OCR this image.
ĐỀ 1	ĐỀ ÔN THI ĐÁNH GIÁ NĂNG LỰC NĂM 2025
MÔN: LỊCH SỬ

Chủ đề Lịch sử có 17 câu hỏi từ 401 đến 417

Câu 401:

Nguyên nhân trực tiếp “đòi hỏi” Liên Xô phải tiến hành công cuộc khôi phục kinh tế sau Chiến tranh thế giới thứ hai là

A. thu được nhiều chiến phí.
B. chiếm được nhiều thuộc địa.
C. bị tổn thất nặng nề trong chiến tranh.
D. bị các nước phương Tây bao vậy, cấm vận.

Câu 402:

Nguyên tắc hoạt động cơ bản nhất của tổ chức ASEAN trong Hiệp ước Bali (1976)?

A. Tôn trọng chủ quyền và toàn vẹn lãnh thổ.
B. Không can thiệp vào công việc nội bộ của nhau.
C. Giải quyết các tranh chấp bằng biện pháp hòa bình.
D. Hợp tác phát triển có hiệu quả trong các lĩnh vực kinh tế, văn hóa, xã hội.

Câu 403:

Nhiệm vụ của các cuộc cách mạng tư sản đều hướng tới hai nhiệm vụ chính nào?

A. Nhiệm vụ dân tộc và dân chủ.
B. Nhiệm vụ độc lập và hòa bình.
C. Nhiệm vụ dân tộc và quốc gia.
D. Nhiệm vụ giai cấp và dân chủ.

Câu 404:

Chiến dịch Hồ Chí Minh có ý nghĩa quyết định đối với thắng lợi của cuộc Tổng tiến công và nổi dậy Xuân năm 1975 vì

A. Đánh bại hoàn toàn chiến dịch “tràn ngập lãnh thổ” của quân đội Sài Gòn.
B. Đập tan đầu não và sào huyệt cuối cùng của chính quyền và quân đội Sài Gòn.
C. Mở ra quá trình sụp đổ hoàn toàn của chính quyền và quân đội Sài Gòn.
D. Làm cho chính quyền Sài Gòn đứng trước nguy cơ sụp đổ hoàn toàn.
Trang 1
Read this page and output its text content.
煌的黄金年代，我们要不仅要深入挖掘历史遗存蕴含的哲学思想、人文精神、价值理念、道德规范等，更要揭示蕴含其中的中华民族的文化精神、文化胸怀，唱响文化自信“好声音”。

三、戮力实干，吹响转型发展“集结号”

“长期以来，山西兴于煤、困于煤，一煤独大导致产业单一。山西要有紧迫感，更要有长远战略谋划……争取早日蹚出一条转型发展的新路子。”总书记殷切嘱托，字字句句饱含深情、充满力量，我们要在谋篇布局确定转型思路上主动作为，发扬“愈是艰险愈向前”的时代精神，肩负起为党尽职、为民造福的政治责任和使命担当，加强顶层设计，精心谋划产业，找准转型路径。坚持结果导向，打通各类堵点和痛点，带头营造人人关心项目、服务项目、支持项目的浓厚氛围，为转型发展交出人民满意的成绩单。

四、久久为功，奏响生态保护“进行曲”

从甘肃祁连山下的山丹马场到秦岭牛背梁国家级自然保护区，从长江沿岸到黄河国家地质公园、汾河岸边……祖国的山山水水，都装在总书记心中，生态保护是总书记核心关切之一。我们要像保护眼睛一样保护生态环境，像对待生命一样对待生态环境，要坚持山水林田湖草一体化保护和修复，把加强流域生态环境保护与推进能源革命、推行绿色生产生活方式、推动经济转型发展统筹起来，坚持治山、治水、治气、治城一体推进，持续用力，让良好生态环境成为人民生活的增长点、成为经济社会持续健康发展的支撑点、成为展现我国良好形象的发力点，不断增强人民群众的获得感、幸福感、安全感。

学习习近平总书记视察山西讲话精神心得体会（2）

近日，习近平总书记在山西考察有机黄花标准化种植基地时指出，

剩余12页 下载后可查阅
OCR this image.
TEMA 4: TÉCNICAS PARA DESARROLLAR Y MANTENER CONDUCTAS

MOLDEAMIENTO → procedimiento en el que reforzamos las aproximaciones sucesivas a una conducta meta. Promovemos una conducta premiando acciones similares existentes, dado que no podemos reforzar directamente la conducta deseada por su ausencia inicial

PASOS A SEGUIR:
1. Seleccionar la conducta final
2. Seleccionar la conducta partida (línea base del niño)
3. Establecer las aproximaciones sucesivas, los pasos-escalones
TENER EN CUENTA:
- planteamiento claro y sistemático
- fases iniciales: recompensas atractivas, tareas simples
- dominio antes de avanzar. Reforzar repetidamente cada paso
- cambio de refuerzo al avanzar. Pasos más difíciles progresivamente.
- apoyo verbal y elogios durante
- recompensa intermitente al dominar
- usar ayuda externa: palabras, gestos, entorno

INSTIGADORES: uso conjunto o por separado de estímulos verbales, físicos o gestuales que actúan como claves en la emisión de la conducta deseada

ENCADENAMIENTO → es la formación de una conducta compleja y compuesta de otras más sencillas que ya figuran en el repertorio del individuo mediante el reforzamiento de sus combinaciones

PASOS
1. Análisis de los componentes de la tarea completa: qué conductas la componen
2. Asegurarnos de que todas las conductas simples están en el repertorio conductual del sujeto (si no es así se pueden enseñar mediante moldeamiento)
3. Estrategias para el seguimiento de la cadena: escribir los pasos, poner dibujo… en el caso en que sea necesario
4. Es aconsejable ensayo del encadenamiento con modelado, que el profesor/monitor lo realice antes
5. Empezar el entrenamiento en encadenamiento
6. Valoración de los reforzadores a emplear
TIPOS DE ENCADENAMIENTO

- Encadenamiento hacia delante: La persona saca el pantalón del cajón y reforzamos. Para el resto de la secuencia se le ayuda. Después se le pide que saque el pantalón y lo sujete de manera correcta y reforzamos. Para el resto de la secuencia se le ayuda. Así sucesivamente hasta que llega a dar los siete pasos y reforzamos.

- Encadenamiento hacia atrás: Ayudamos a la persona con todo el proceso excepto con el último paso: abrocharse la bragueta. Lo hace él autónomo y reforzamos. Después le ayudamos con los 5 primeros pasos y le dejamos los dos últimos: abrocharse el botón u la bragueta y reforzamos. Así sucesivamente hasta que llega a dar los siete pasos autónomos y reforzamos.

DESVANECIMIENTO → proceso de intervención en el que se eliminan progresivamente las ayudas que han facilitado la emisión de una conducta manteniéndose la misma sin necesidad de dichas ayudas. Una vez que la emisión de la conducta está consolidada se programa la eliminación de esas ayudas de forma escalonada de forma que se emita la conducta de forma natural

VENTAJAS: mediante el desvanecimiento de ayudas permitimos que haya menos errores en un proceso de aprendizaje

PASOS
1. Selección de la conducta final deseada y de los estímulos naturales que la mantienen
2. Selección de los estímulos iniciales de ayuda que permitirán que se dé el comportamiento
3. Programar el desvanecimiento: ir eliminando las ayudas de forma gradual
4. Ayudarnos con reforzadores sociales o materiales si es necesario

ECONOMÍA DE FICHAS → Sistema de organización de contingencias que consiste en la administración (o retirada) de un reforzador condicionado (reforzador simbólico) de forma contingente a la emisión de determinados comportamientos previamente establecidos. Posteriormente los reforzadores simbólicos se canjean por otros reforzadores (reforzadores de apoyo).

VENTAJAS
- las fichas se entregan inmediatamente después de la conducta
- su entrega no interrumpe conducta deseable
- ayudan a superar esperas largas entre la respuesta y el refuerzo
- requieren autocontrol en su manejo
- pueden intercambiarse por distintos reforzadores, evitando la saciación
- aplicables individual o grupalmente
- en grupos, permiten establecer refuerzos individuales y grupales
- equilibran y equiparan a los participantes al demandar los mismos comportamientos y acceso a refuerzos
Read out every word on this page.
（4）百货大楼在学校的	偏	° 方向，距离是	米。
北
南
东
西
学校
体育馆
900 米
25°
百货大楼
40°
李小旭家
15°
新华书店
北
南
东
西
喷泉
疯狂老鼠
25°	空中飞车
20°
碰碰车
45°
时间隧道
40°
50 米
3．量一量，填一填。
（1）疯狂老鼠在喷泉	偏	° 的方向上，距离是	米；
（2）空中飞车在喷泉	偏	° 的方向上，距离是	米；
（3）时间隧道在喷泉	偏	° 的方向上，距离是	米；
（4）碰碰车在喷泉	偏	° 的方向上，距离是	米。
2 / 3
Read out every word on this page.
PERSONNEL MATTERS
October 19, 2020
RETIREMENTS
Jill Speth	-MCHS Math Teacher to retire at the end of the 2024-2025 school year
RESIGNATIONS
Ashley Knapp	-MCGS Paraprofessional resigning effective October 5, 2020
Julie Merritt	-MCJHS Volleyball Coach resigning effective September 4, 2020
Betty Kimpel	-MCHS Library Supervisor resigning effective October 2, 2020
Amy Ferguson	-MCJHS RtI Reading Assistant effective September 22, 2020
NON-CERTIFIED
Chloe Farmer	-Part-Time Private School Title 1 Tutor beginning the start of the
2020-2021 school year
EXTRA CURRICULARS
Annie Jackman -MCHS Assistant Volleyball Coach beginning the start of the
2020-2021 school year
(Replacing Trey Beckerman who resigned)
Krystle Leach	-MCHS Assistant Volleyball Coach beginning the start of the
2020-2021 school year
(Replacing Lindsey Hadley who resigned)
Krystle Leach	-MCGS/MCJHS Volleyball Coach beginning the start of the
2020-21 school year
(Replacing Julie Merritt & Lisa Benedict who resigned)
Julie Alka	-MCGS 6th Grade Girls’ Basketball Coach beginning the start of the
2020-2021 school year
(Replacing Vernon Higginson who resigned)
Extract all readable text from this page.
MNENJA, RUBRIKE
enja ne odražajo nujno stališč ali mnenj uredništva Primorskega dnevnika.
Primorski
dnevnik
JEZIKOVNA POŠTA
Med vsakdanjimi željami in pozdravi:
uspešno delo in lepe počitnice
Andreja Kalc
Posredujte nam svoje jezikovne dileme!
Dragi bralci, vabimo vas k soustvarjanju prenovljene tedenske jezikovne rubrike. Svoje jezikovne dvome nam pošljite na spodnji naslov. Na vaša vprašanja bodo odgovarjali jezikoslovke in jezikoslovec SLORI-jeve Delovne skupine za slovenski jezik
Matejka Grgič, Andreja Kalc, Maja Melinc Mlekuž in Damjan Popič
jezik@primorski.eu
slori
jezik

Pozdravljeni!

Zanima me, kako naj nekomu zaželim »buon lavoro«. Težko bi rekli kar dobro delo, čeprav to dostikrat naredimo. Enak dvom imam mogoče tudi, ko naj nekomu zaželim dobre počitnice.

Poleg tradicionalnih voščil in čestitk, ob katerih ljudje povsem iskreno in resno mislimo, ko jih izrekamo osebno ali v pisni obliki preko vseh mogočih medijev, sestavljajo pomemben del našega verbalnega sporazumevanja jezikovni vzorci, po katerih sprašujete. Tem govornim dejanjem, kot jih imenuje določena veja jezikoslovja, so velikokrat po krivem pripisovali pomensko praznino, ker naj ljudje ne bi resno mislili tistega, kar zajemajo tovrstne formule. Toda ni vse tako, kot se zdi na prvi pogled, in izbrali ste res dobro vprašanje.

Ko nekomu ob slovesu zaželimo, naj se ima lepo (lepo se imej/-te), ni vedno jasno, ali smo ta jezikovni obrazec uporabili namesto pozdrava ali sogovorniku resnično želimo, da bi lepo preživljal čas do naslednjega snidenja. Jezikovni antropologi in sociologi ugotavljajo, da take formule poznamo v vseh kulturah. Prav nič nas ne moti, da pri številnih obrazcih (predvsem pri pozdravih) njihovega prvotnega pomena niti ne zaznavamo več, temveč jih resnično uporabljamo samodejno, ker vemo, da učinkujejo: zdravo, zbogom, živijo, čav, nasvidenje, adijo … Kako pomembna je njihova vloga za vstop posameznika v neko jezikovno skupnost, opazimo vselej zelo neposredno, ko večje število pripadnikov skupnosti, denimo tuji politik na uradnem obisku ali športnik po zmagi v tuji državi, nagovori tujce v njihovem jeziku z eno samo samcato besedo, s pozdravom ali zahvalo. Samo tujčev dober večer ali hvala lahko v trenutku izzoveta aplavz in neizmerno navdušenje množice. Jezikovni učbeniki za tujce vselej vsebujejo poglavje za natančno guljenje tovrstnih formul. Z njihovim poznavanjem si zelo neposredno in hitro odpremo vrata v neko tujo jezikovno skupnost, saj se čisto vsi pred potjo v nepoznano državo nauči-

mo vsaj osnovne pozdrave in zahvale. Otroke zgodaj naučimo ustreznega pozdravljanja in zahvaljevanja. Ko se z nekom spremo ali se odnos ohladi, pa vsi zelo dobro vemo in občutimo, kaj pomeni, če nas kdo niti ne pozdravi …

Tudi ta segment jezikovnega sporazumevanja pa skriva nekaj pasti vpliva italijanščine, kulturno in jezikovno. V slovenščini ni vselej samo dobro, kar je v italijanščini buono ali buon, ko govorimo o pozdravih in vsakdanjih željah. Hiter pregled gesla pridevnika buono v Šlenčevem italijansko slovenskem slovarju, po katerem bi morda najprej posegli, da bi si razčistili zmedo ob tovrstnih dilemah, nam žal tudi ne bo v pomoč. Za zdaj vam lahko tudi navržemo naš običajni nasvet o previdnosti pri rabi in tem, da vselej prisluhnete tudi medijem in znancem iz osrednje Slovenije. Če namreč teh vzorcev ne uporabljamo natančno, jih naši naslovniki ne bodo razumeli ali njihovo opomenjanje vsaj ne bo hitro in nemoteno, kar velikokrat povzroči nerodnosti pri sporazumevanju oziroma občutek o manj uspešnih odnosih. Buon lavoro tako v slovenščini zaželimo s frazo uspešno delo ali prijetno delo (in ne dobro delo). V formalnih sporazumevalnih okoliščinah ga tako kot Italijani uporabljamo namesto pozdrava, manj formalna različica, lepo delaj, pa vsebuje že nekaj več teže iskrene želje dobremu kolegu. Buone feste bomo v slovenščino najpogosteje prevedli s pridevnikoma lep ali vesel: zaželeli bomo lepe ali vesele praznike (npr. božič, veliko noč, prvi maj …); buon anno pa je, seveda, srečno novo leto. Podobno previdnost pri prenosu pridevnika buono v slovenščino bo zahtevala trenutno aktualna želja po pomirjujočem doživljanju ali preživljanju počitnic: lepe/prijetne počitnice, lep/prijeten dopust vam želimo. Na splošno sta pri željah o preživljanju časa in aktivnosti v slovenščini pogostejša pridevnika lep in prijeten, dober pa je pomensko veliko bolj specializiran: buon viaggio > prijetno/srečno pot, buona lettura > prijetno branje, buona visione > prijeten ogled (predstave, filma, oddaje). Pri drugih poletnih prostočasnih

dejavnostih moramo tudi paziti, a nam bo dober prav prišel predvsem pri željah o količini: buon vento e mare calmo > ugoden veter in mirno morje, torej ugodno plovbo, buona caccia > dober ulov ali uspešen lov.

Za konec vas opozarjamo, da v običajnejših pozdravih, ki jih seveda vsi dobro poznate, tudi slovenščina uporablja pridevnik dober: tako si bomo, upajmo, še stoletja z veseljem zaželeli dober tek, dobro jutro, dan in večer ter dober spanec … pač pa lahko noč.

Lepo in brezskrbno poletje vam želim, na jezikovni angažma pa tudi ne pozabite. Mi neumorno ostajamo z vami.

========================================

SET TASK
Go over the records above line by line and count those holding the word "hasta". Reply only with the number.

COMPLETE RESPONSE
2